Consegna → Nel testo proposto sul graphic novel in Italia compaiono alcuni enti e istituzioni che pubblicano il saggio o promuovono il bando. Elencali tutti nell'ordine in cui compaiono.

I migliori graphic novel che non leggerete mai

I migliori graphic novel che non leggerete mai

Presentiamo un estratto firmato da Elisabetta Mongardi dal saggio "Fare spazio" pubblicato da Hamelin.

Il volume Fare spazio. Riflessioni e conversazioni sul graphic novel in Italia è parte di BilBOlbul 2021, progetto vincitore dell’avviso pubblico Promozione Fumetto 2021, promosso dalla Direzione Generale Creatività Contemporanea del Ministero della Cultura.
Questo articolo è uscito, in versione ridotta, sul numero 94-95 della rivista Gli asini a dicembre 2021.

I migliori graphic novel che non leggerete mai
Riflessioni su editoria a fumetti e traduzione

di Elisabetta Mongardi

Fare spazio coverLa misura di quanto si è amato un libro è la voglia di farlo leggere ad altre persone. Per chi i libri li traduce è facile estendere questa voglia al mondo intero; è probabile che ogni traduttrice o traduttore abbia una lista di titoli che a suo parzialissimo giudizio dovrebbero essere pubblicati assolutamente. Io senz’altro ne ho una, e proverò a usarla per dare corpo a questo tentativo di fare il punto sui fumetti che vengono importati (e soprattutto su quelli che non vengono importati) in Italia nell’età d’oro del graphic novel.

Estratti dei record →
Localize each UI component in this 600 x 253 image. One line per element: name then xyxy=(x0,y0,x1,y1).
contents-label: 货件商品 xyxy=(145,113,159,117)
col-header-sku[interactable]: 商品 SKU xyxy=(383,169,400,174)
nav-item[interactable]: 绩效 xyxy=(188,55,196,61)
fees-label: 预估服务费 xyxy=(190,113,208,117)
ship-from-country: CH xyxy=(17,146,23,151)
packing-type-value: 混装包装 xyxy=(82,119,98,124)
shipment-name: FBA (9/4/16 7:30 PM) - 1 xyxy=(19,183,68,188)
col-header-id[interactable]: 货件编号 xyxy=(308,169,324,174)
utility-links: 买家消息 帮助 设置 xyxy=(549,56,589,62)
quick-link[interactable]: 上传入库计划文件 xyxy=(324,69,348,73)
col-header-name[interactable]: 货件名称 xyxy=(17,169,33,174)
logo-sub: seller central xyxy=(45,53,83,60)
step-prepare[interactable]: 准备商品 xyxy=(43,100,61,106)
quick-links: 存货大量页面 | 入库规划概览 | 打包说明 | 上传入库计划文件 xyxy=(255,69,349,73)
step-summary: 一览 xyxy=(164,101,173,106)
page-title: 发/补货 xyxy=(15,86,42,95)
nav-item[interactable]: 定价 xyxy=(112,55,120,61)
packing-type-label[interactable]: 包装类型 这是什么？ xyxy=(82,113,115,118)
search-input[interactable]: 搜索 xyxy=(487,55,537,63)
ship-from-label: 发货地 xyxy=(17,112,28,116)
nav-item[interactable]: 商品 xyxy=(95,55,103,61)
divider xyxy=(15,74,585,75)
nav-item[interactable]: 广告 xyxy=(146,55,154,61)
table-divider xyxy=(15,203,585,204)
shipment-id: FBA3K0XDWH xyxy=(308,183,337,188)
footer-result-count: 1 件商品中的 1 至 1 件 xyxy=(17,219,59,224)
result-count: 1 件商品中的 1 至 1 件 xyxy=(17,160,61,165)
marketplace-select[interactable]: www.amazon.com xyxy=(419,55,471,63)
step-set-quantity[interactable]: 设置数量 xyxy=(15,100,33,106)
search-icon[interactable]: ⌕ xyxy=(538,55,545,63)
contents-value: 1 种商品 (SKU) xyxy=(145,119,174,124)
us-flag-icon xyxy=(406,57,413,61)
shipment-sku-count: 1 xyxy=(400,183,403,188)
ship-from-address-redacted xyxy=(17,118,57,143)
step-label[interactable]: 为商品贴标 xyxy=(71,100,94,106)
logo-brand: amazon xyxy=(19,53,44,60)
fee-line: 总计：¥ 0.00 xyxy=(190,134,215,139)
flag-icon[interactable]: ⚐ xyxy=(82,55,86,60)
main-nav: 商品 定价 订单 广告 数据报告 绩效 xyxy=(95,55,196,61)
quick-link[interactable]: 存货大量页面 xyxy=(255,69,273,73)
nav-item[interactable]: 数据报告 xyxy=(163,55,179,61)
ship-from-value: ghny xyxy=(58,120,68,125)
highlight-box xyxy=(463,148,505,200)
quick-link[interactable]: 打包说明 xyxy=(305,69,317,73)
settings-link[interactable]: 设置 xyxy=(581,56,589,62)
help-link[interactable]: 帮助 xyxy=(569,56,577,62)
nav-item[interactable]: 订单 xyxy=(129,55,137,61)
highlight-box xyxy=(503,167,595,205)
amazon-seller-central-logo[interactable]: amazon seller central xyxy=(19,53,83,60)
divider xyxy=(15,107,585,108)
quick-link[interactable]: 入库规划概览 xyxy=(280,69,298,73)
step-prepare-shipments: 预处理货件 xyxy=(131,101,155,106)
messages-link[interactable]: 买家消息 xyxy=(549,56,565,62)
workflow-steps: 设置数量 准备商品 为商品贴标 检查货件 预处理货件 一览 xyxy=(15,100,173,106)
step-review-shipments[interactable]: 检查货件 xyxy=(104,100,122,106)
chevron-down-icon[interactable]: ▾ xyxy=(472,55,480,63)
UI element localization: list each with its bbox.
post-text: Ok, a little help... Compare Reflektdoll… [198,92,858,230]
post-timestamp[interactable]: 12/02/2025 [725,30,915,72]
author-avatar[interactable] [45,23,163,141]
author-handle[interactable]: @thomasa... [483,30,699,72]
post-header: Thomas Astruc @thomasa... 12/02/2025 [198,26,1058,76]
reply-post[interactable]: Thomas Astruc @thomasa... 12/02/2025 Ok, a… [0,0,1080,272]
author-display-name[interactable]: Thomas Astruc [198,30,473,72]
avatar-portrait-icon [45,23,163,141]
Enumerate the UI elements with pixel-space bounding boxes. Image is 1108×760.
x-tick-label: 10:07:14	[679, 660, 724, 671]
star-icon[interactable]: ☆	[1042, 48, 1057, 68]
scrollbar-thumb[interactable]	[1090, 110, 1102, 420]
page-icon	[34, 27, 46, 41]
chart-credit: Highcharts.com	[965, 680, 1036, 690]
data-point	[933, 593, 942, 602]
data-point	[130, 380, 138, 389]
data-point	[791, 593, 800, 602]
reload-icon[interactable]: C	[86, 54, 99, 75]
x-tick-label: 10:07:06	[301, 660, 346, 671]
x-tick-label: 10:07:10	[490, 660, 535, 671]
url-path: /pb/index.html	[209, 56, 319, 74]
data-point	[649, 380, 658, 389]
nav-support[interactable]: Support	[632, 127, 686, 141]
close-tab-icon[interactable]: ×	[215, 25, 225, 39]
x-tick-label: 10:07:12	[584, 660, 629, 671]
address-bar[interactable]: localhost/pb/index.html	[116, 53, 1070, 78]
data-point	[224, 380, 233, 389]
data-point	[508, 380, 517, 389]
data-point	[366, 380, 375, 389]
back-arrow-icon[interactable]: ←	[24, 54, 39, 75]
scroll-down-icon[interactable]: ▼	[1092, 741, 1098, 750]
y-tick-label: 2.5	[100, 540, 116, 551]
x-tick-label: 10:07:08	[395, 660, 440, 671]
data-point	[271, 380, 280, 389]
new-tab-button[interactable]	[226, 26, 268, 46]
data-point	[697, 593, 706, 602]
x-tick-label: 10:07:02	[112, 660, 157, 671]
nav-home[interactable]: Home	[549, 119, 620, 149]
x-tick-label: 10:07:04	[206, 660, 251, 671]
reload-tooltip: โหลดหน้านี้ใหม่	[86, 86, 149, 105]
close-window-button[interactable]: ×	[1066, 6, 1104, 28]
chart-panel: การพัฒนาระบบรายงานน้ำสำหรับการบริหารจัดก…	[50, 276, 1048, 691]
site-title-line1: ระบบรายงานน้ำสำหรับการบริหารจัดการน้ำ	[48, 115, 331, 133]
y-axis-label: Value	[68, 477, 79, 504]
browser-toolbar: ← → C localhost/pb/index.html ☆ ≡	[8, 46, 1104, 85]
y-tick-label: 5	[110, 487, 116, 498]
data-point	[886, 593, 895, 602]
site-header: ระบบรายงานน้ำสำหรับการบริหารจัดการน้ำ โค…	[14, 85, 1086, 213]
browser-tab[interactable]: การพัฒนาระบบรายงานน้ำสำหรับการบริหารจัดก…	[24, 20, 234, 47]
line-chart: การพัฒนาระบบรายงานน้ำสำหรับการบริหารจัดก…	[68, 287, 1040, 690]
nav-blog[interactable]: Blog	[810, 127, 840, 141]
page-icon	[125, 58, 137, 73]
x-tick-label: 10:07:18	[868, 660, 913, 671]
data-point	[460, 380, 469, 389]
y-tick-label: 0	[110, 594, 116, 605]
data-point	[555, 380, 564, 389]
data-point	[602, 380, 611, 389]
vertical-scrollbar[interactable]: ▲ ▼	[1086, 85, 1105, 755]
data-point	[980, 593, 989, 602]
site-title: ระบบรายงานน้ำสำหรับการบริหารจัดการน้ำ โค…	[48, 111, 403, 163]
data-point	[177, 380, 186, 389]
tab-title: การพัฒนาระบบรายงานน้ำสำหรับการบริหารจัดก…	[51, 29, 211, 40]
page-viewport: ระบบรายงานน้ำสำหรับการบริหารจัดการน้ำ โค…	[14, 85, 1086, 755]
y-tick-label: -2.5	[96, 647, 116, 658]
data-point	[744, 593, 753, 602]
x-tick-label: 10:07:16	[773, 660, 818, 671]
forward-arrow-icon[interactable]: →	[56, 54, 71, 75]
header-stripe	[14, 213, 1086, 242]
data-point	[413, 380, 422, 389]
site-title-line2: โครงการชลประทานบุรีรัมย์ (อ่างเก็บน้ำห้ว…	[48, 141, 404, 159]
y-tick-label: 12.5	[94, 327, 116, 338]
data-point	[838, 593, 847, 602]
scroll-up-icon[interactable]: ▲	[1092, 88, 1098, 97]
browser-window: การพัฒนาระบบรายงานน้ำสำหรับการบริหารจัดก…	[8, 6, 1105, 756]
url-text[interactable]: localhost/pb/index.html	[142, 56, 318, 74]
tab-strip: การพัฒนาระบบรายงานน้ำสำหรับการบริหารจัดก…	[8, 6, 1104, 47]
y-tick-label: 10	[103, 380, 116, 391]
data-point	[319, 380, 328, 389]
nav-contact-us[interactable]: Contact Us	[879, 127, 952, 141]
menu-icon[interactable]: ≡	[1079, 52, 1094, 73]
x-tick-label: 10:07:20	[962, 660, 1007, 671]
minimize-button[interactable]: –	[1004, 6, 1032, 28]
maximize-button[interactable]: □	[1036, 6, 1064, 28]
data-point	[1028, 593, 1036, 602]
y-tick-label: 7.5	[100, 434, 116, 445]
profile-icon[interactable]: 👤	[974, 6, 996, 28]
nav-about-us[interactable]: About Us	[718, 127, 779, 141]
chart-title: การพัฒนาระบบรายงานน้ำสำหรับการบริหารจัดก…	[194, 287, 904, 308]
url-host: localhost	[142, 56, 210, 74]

Risposta →
Hamelin
Direzione Generale Creatività Contemporanea
Ministero della Cultura